Extracted records
......

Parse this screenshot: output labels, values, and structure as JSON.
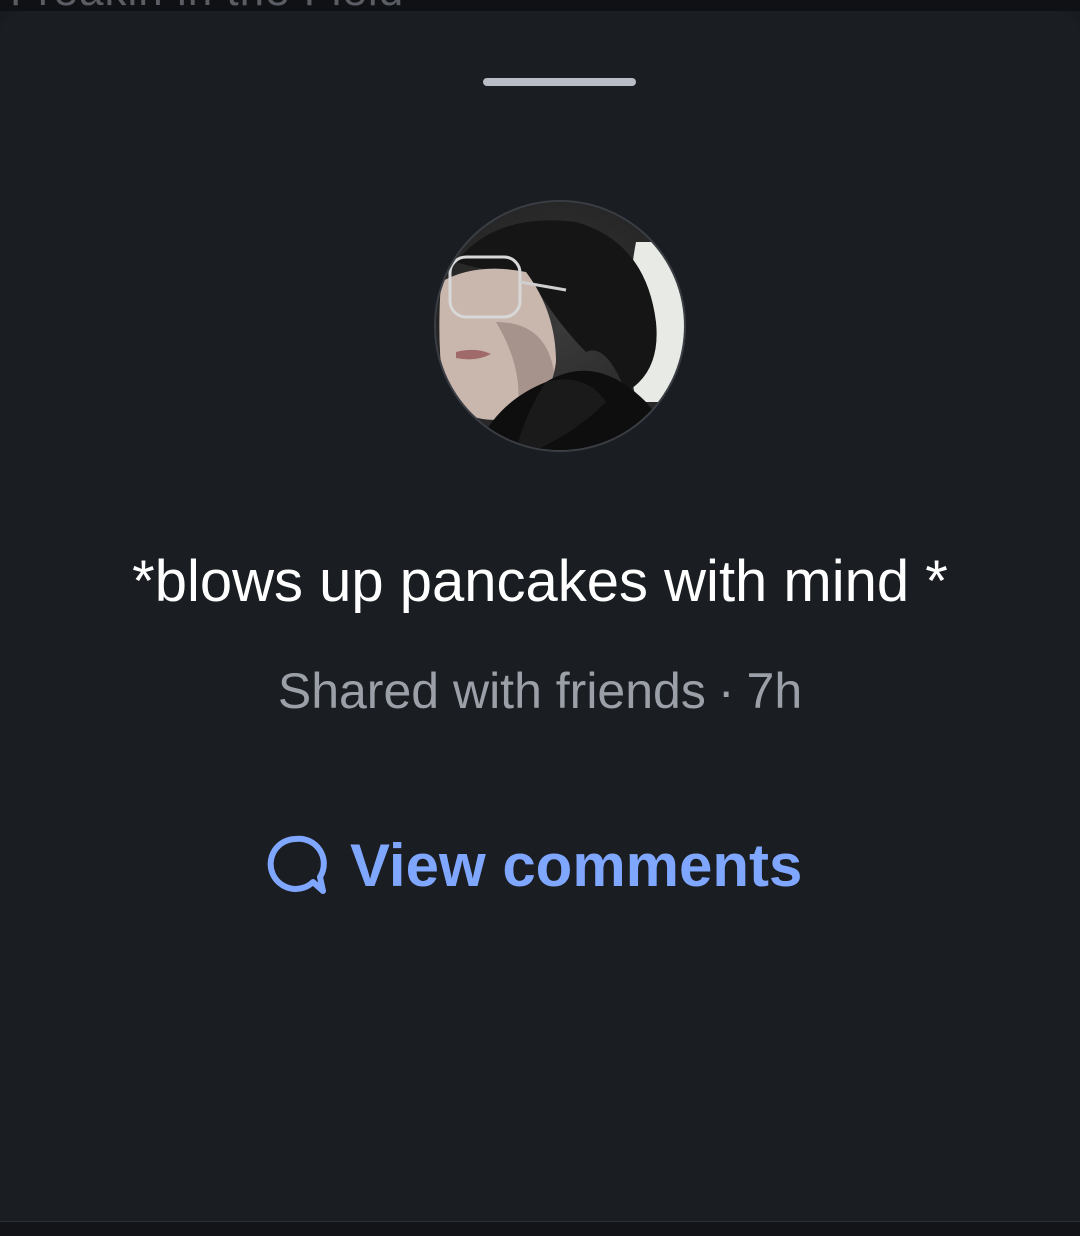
{
  "background_title": "Freakin in the Field",
  "post": {
    "caption": "*blows up pancakes with mind *",
    "audience": "Shared with friends",
    "separator": "·",
    "time_ago": "7h"
  },
  "actions": {
    "view_comments_label": "View comments",
    "view_comments_icon": "chat-bubble-icon"
  },
  "colors": {
    "sheet_background": "#1a1d21",
    "accent": "#7fa7ff",
    "text_primary": "#ffffff",
    "text_secondary": "#9ba0a8"
  }
}
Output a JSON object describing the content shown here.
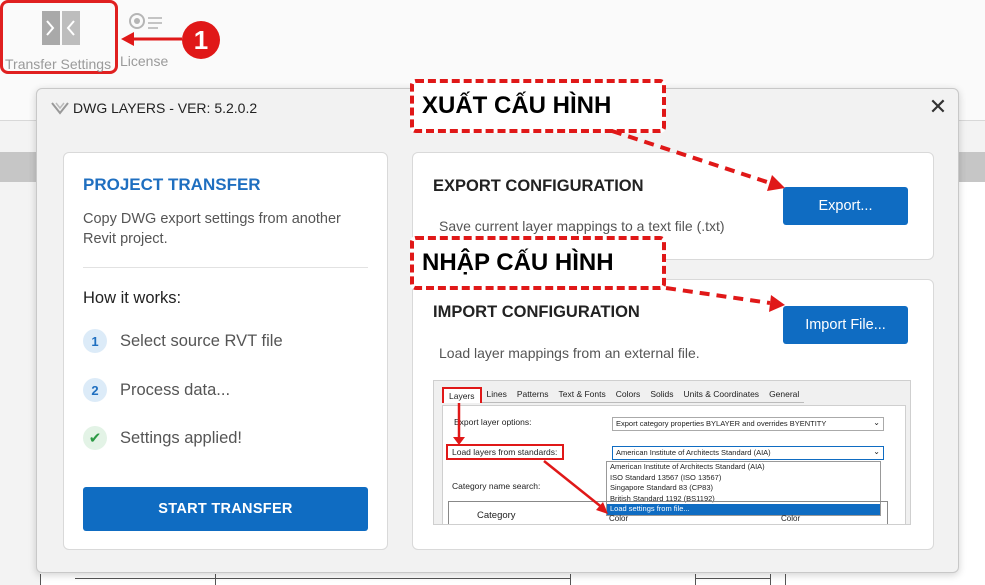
{
  "ribbon": {
    "transfer_label": "Transfer Settings",
    "license_label": "License",
    "callout_number": "1"
  },
  "dialog": {
    "title": "DWG LAYERS - VER: 5.2.0.2",
    "close_glyph": "✕",
    "project_transfer": {
      "title": "PROJECT TRANSFER",
      "description": "Copy DWG export settings from another Revit project.",
      "how_it_works": "How it works:",
      "steps": [
        {
          "badge": "1",
          "text": "Select source RVT file"
        },
        {
          "badge": "2",
          "text": "Process data..."
        },
        {
          "badge": "✔",
          "text": "Settings applied!"
        }
      ],
      "start_button": "START TRANSFER"
    },
    "export": {
      "title": "EXPORT CONFIGURATION",
      "description": "Save current layer mappings to a text file (.txt)",
      "button": "Export..."
    },
    "import": {
      "title": "IMPORT CONFIGURATION",
      "description": "Load layer mappings from an external file.",
      "button": "Import File..."
    },
    "screenshot": {
      "tabs": [
        "Layers",
        "Lines",
        "Patterns",
        "Text & Fonts",
        "Colors",
        "Solids",
        "Units & Coordinates",
        "General"
      ],
      "export_layer_options_label": "Export layer options:",
      "export_layer_options_value": "Export category properties BYLAYER and overrides BYENTITY",
      "load_layers_label": "Load layers from standards:",
      "load_layers_value": "American Institute of Architects Standard (AIA)",
      "dropdown_options": [
        "American Institute of Architects Standard (AIA)",
        "ISO Standard 13567 (ISO 13567)",
        "Singapore Standard 83 (CP83)",
        "British Standard 1192 (BS1192)",
        "Load settings from file..."
      ],
      "category_search_label": "Category name search:",
      "table_header_category": "Category",
      "table_header_color": "Color",
      "table_header_color2": "Color"
    }
  },
  "annotations": {
    "export_vn": "XUẤT CẤU HÌNH",
    "import_vn": "NHẬP CẤU HÌNH"
  },
  "colors": {
    "accent_blue": "#0f6cc2",
    "title_blue": "#1f6fc0",
    "annotation_red": "#e01818"
  }
}
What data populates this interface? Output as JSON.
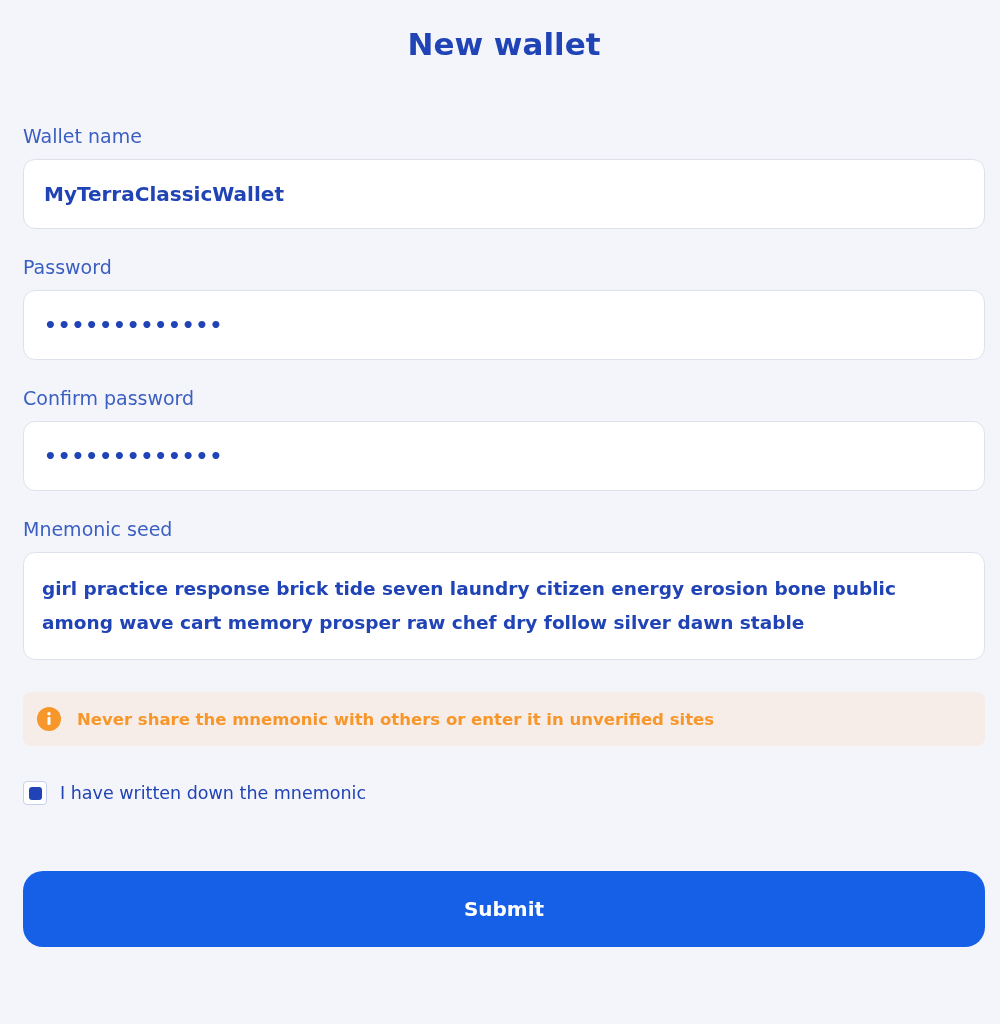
{
  "title": "New wallet",
  "fields": [
    {
      "label": "Wallet name",
      "value": "MyTerraClassicWallet",
      "kind": "text"
    },
    {
      "label": "Password",
      "value": "•••••••••••••",
      "kind": "password"
    },
    {
      "label": "Confirm password",
      "value": "•••••••••••••",
      "kind": "password"
    },
    {
      "label": "Mnemonic seed",
      "value": "girl practice response brick tide seven laundry citizen energy erosion bone public among wave cart memory prosper raw chef dry follow silver dawn stable",
      "kind": "textarea"
    }
  ],
  "warning": "Never share the mnemonic with others or enter it in unverified sites",
  "checkbox": {
    "label": "I have written down the mnemonic",
    "checked": true
  },
  "submit": "Submit"
}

......

Go through the listing above and write it all out exactly, leaving out any picture.

Parse this screenshot: output labels, values, and structure as JSON.
{
  "background_title": "Freakin in the Field",
  "post": {
    "caption": "*blows up pancakes with mind *",
    "audience": "Shared with friends",
    "separator": "·",
    "time_ago": "7h"
  },
  "actions": {
    "view_comments_label": "View comments",
    "view_comments_icon": "chat-bubble-icon"
  },
  "colors": {
    "sheet_background": "#1a1d21",
    "accent": "#7fa7ff",
    "text_primary": "#ffffff",
    "text_secondary": "#9ba0a8"
  }
}
Output a JSON object describing the content shown here.
{
  "ribbon": {
    "transfer_label": "Transfer Settings",
    "license_label": "License",
    "callout_number": "1"
  },
  "dialog": {
    "title": "DWG LAYERS - VER: 5.2.0.2",
    "close_glyph": "✕",
    "project_transfer": {
      "title": "PROJECT TRANSFER",
      "description": "Copy DWG export settings from another Revit project.",
      "how_it_works": "How it works:",
      "steps": [
        {
          "badge": "1",
          "text": "Select source RVT file"
        },
        {
          "badge": "2",
          "text": "Process data..."
        },
        {
          "badge": "✔",
          "text": "Settings applied!"
        }
      ],
      "start_button": "START TRANSFER"
    },
    "export": {
      "title": "EXPORT CONFIGURATION",
      "description": "Save current layer mappings to a text file (.txt)",
      "button": "Export..."
    },
    "import": {
      "title": "IMPORT CONFIGURATION",
      "description": "Load layer mappings from an external file.",
      "button": "Import File..."
    },
    "screenshot": {
      "tabs": [
        "Layers",
        "Lines",
        "Patterns",
        "Text & Fonts",
        "Colors",
        "Solids",
        "Units & Coordinates",
        "General"
      ],
      "export_layer_options_label": "Export layer options:",
      "export_layer_options_value": "Export category properties BYLAYER and overrides BYENTITY",
      "load_layers_label": "Load layers from standards:",
      "load_layers_value": "American Institute of Architects Standard (AIA)",
      "dropdown_options": [
        "American Institute of Architects Standard (AIA)",
        "ISO Standard 13567 (ISO 13567)",
        "Singapore Standard 83 (CP83)",
        "British Standard 1192 (BS1192)",
        "Load settings from file..."
      ],
      "category_search_label": "Category name search:",
      "table_header_category": "Category",
      "table_header_color": "Color",
      "table_header_color2": "Color"
    }
  },
  "annotations": {
    "export_vn": "XUẤT CẤU HÌNH",
    "import_vn": "NHẬP CẤU HÌNH"
  },
  "colors": {
    "accent_blue": "#0f6cc2",
    "title_blue": "#1f6fc0",
    "annotation_red": "#e01818"
  }
}
What data populates this interface? Output as JSON.
{
  "title": "New wallet",
  "fields": [
    {
      "label": "Wallet name",
      "value": "MyTerraClassicWallet",
      "kind": "text"
    },
    {
      "label": "Password",
      "value": "•••••••••••••",
      "kind": "password"
    },
    {
      "label": "Confirm password",
      "value": "•••••••••••••",
      "kind": "password"
    },
    {
      "label": "Mnemonic seed",
      "value": "girl practice response brick tide seven laundry citizen energy erosion bone public among wave cart memory prosper raw chef dry follow silver dawn stable",
      "kind": "textarea"
    }
  ],
  "warning": "Never share the mnemonic with others or enter it in unverified sites",
  "checkbox": {
    "label": "I have written down the mnemonic",
    "checked": true
  },
  "submit": "Submit"
}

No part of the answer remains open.